■ EXTRACTED ENTRIES ■
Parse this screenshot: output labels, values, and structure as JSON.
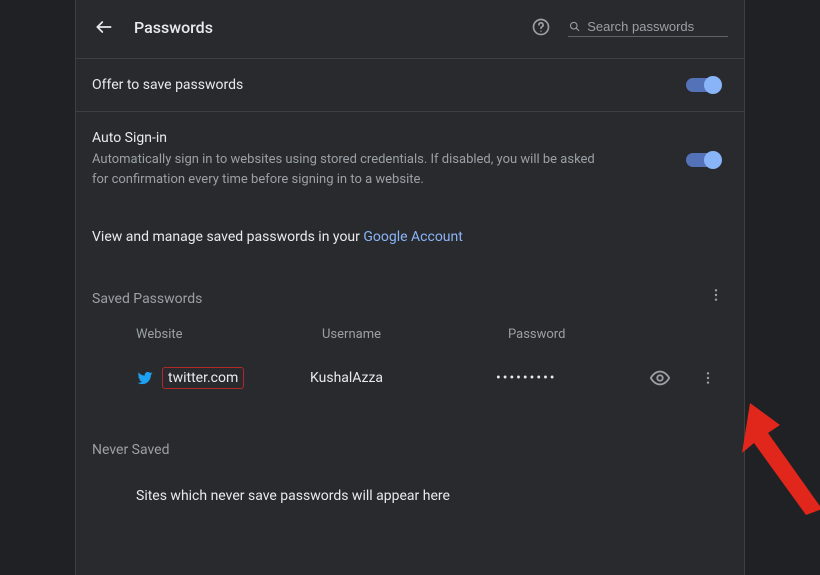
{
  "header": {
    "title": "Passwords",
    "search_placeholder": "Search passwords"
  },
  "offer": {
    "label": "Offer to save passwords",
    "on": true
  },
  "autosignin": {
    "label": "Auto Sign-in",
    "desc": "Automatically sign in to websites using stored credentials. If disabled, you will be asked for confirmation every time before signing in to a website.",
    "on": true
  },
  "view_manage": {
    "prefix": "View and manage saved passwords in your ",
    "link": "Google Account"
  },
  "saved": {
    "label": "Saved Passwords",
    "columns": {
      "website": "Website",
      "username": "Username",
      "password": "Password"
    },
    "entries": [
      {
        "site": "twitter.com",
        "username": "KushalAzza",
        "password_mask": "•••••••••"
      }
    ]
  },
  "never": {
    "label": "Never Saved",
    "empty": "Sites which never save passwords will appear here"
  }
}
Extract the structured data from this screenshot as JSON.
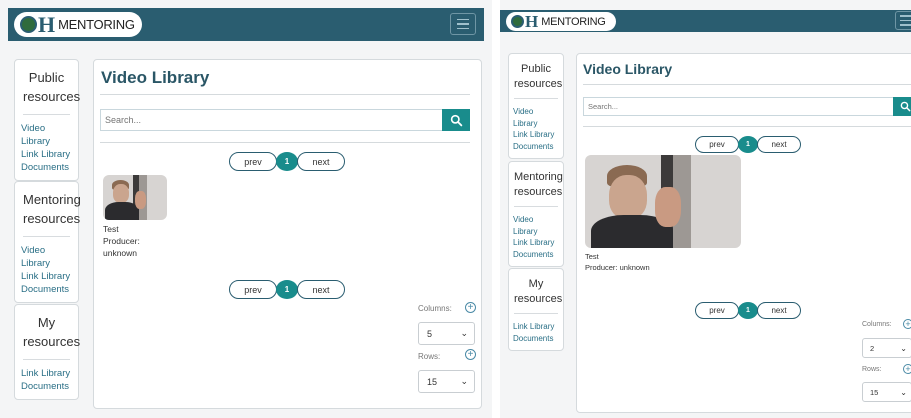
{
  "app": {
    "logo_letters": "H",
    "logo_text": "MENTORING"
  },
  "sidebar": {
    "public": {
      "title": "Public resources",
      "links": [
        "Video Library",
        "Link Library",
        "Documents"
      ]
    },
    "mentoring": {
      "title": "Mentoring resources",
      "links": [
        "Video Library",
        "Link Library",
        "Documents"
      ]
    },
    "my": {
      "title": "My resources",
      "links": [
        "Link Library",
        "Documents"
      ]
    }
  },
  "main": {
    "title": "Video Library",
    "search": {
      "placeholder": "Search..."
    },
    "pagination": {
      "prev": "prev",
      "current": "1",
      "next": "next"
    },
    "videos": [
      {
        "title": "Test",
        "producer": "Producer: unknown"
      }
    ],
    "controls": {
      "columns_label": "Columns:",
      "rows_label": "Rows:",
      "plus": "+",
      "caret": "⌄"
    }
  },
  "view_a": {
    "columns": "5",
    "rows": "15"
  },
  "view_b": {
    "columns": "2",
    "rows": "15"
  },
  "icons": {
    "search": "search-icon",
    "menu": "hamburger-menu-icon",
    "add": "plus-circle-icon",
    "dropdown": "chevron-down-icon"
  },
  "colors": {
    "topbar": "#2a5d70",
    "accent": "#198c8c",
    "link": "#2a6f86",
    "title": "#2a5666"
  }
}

■ GIVEN REQUEST ■
What count of lines in the listing contain the word "username"? Reply with the number only.

■ OUTPUT OF THE TASK ■
2